(Figure collection entries)
__________
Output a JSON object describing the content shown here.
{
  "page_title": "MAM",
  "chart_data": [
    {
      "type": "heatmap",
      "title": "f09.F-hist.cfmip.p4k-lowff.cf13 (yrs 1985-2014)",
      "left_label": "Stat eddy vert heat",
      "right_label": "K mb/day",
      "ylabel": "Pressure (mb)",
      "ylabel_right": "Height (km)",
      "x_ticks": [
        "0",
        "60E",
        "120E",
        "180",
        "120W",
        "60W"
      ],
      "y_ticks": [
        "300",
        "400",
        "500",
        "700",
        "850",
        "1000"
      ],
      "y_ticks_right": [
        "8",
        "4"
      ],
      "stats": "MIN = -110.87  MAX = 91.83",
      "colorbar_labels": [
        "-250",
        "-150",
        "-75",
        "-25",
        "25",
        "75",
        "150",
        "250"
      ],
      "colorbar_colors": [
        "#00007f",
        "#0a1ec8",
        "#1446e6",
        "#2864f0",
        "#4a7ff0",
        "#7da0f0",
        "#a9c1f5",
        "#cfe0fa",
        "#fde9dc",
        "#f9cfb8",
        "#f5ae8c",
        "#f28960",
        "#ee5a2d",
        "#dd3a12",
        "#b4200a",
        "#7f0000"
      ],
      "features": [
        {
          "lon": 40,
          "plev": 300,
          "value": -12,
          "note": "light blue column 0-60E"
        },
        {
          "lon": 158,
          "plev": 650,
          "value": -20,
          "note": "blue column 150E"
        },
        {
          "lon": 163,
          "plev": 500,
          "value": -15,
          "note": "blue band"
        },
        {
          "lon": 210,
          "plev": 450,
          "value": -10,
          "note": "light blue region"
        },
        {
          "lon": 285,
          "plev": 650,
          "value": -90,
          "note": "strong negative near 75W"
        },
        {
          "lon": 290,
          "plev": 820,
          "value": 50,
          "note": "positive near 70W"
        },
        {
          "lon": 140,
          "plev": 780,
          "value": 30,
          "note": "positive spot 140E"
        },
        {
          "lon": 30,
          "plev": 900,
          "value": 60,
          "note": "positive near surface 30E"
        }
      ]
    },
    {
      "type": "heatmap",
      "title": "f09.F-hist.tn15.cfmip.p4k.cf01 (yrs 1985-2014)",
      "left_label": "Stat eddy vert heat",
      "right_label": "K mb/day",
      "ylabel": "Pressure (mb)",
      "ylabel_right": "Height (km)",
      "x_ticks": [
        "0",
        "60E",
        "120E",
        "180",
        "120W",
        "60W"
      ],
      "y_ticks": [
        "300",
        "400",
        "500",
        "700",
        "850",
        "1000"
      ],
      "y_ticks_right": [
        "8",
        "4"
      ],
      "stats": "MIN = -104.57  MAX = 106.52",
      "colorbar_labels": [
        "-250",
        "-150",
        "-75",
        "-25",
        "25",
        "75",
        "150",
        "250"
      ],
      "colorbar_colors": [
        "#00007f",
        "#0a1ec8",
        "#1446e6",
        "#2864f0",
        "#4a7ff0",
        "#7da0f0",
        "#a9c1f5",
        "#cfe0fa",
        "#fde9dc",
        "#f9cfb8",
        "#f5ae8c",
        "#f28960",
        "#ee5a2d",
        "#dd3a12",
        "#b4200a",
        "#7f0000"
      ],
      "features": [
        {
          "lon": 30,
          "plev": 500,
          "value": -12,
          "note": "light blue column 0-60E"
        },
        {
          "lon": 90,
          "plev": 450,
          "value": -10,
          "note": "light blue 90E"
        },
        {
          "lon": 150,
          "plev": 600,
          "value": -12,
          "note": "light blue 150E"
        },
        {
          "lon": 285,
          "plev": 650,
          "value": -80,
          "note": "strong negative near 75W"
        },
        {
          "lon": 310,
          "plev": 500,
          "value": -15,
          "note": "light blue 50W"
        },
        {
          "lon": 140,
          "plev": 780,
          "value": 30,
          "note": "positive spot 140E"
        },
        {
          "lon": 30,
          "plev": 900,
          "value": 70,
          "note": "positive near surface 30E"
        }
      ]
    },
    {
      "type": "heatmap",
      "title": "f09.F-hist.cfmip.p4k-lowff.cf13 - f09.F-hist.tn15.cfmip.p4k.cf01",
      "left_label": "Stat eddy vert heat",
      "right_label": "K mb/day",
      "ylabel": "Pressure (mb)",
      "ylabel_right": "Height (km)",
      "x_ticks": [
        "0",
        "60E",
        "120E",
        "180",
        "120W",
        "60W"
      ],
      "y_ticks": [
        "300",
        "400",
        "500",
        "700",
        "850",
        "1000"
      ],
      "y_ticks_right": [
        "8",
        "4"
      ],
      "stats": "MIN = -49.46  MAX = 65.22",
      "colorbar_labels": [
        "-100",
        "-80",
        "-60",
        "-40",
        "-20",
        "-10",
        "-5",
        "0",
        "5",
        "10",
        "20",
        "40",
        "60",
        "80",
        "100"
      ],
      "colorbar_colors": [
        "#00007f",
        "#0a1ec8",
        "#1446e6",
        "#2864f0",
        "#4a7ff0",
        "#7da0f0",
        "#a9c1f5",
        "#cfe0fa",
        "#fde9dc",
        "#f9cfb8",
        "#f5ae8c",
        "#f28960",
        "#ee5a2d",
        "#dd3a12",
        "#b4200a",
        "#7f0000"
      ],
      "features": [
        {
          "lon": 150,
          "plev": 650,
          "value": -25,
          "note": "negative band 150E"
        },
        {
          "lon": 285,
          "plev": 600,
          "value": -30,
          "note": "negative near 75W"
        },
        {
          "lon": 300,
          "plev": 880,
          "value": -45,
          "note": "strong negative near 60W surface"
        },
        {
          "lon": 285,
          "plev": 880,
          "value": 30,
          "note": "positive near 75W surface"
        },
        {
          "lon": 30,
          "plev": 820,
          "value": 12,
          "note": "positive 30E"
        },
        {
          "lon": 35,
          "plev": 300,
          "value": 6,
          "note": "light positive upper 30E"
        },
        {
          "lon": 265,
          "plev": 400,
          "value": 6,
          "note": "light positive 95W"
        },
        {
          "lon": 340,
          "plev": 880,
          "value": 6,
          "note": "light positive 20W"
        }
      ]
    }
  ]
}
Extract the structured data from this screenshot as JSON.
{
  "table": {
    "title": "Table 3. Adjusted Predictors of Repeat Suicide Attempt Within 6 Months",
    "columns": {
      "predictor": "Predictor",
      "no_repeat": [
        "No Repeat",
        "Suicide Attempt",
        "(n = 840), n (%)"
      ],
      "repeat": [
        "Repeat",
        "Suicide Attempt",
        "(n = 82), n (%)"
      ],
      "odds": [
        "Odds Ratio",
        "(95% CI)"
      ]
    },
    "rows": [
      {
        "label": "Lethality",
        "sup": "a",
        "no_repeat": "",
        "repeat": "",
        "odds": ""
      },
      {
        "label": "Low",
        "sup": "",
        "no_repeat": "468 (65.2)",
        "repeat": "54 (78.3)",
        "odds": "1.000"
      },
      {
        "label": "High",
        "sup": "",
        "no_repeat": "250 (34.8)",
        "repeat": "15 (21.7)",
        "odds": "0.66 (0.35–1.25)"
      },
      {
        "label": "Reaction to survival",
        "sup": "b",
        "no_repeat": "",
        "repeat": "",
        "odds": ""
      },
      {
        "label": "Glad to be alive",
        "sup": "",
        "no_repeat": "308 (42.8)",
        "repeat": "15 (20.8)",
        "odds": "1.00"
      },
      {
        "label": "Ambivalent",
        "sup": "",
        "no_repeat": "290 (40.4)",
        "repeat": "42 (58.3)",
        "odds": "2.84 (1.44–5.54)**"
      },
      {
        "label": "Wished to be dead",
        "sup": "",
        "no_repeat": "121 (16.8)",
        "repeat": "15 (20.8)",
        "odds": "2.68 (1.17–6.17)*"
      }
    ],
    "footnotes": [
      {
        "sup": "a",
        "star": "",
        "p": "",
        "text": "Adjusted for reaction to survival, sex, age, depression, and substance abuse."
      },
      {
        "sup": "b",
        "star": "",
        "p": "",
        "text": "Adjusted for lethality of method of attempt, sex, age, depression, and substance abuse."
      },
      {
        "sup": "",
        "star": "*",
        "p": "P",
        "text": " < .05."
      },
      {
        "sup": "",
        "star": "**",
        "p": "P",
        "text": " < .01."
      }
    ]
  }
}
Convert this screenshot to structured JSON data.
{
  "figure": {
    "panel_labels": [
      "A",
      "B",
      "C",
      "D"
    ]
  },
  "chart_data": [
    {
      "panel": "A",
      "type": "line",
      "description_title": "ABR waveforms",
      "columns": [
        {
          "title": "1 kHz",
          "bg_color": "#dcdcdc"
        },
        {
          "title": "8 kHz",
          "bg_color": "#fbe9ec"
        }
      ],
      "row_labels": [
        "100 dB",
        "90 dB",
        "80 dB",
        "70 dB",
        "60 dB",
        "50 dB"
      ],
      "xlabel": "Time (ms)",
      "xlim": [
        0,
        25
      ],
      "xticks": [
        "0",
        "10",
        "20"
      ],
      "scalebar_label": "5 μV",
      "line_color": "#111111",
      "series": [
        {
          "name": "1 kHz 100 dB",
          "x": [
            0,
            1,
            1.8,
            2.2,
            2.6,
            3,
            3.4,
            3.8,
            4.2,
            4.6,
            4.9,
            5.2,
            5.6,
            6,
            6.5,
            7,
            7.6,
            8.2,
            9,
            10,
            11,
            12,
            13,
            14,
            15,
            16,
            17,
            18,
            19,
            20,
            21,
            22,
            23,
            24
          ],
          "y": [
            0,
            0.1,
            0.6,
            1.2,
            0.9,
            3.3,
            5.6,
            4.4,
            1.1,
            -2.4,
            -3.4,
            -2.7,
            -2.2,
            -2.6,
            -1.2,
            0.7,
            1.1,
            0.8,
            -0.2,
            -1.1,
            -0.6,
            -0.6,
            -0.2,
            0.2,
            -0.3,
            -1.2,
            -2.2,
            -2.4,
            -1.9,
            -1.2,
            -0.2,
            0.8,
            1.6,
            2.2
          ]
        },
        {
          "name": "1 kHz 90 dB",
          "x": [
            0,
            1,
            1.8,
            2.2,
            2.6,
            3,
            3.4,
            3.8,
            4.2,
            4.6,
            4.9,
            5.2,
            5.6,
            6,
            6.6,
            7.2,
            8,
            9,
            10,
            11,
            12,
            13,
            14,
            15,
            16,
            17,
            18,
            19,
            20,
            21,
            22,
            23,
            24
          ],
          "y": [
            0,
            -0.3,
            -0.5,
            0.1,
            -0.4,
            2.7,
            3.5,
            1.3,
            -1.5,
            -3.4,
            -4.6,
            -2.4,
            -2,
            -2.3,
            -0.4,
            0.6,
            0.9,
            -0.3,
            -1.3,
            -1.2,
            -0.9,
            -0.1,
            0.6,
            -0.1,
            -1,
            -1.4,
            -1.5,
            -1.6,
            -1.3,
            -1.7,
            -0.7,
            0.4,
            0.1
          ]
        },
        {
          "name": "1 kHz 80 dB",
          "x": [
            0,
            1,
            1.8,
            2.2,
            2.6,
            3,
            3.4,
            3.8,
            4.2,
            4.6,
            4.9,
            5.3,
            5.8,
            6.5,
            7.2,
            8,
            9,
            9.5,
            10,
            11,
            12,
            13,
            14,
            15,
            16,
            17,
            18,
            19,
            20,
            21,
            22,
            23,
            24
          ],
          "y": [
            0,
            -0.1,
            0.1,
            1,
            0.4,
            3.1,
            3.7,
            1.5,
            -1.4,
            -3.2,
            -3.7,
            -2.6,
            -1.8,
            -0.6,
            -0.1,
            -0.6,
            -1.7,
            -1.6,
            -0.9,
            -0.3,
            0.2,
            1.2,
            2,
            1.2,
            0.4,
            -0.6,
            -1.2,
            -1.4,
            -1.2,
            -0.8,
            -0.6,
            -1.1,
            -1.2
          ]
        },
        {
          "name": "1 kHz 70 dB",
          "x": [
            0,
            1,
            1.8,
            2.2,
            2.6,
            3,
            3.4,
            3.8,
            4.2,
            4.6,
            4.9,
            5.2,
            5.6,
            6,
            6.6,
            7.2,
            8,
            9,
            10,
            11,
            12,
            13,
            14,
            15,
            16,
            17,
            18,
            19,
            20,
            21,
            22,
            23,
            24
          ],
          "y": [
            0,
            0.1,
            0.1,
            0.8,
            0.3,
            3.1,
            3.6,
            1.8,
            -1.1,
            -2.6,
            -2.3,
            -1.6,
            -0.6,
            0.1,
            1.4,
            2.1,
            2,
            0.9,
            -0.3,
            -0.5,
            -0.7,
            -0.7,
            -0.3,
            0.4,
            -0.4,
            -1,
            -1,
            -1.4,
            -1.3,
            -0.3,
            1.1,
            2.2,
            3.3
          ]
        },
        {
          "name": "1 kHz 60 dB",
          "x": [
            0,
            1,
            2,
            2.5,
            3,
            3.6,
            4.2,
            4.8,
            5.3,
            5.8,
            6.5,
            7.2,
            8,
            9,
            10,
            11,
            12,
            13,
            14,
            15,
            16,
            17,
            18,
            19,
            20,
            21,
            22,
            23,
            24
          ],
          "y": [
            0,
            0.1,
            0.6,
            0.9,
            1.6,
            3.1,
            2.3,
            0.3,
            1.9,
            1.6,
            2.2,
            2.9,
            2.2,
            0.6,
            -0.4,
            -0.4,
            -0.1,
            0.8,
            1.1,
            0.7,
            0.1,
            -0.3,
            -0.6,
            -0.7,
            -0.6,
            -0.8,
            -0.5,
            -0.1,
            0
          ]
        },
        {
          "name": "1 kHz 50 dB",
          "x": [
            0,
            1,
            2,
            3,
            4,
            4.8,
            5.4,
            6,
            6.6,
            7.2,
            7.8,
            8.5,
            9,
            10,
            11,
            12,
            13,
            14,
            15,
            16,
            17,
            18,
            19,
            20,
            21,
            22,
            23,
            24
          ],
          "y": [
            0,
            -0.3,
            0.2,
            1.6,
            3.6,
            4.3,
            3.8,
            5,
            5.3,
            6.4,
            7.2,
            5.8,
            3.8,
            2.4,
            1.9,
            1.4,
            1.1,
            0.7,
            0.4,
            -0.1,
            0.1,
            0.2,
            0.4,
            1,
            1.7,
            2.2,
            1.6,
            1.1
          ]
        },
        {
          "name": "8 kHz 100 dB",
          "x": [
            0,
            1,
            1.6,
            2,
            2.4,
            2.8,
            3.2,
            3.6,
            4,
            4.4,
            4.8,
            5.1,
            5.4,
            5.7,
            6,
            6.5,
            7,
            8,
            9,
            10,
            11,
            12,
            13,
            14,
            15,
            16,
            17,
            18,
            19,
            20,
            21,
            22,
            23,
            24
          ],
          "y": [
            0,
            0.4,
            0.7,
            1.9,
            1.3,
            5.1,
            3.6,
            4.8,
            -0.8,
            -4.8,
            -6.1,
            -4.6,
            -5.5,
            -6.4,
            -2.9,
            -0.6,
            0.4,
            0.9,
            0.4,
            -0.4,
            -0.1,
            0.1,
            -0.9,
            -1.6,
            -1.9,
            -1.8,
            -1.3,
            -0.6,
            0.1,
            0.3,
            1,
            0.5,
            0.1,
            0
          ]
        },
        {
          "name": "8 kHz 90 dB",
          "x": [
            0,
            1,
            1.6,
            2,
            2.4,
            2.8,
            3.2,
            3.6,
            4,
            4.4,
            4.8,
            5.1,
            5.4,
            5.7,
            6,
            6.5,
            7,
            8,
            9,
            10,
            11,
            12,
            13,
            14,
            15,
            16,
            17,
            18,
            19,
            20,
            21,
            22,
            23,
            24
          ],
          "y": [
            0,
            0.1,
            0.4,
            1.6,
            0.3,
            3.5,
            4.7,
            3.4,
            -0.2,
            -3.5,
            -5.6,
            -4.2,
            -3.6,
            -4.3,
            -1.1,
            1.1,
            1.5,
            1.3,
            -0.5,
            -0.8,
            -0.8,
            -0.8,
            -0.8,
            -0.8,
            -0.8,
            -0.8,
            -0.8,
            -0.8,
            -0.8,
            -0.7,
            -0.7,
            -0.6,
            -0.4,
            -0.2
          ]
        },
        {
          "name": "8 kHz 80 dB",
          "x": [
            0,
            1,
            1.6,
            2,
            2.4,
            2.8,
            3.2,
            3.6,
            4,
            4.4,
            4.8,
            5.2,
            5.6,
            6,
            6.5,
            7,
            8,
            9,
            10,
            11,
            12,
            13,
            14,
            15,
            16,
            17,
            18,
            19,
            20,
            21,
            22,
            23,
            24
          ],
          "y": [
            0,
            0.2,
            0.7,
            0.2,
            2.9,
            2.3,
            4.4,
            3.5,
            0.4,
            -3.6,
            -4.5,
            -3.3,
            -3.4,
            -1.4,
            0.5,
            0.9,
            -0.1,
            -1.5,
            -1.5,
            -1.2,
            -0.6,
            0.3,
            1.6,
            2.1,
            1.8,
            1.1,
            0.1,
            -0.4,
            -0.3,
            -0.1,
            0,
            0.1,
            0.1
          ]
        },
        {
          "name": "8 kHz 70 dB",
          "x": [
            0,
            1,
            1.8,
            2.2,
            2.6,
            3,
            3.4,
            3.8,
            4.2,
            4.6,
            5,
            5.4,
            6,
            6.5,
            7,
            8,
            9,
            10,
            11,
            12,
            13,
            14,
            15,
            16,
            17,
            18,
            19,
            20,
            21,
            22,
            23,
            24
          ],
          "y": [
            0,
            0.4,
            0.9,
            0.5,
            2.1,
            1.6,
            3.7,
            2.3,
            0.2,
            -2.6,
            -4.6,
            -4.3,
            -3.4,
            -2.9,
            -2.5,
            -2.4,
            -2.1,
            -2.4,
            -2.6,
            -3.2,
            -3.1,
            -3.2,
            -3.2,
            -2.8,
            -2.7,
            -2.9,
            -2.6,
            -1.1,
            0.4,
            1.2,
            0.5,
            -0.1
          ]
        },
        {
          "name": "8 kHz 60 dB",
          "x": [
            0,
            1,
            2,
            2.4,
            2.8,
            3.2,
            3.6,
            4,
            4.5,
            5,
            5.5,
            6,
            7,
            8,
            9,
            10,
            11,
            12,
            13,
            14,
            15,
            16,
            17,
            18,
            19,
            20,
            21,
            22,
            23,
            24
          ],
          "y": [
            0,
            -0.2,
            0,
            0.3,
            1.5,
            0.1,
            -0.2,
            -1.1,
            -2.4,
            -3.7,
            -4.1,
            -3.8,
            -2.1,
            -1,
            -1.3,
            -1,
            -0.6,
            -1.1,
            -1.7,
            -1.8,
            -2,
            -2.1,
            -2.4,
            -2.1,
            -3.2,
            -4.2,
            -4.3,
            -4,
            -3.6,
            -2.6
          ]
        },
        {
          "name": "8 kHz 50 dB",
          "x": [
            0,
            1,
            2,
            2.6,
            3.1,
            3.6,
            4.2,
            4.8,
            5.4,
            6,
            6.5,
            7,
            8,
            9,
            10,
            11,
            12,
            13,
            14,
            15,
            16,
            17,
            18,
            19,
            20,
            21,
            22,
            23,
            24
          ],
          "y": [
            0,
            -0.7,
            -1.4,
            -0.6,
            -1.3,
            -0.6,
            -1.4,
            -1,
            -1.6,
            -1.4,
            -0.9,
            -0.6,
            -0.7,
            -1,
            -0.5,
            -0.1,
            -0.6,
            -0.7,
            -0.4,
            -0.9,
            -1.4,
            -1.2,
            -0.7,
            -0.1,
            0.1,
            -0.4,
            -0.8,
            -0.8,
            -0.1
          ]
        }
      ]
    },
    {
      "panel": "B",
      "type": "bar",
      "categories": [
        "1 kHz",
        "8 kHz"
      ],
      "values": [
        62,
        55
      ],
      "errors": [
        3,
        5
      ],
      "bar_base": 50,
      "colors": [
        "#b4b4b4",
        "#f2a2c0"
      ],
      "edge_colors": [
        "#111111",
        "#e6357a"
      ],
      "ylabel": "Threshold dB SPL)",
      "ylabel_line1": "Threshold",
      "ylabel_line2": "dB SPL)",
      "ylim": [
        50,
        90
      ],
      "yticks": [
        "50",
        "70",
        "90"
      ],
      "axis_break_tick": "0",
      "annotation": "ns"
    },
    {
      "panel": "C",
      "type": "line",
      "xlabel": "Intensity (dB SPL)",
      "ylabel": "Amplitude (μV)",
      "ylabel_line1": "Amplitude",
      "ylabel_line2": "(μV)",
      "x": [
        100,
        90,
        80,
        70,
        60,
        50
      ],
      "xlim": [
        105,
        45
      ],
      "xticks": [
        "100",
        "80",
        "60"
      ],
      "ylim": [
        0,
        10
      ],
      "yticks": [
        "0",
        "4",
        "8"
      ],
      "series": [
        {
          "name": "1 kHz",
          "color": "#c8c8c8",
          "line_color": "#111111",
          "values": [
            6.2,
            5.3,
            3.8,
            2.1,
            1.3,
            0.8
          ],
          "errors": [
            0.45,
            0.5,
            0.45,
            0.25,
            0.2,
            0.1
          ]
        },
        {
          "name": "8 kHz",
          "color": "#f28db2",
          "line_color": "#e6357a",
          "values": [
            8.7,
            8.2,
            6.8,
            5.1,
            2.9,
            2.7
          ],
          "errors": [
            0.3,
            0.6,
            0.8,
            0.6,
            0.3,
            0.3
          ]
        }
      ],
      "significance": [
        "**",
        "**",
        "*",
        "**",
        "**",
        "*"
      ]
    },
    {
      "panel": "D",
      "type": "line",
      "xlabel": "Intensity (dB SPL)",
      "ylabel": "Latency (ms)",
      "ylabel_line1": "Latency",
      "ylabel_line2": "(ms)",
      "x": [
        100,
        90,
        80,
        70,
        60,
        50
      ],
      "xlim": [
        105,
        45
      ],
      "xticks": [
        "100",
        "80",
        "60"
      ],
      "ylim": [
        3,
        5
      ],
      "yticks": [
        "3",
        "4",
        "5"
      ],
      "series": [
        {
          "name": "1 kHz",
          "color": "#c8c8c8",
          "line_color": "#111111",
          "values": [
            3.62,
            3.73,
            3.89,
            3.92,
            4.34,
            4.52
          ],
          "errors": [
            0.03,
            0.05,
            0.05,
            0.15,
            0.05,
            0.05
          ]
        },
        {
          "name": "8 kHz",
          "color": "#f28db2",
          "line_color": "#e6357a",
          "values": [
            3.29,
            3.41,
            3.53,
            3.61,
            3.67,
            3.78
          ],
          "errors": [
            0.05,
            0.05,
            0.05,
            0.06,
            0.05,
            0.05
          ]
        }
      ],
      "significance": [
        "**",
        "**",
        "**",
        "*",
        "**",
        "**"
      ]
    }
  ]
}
__________
*Exercise description*
Check each line above for the word "negative", and copy the lines where it appears.

*Complete response*
          "note": "strong negative near 75W"
          "note": "strong negative near 75W"
          "note": "negative band 150E"
          "note": "negative near 75W"
          "note": "strong negative near 60W surface"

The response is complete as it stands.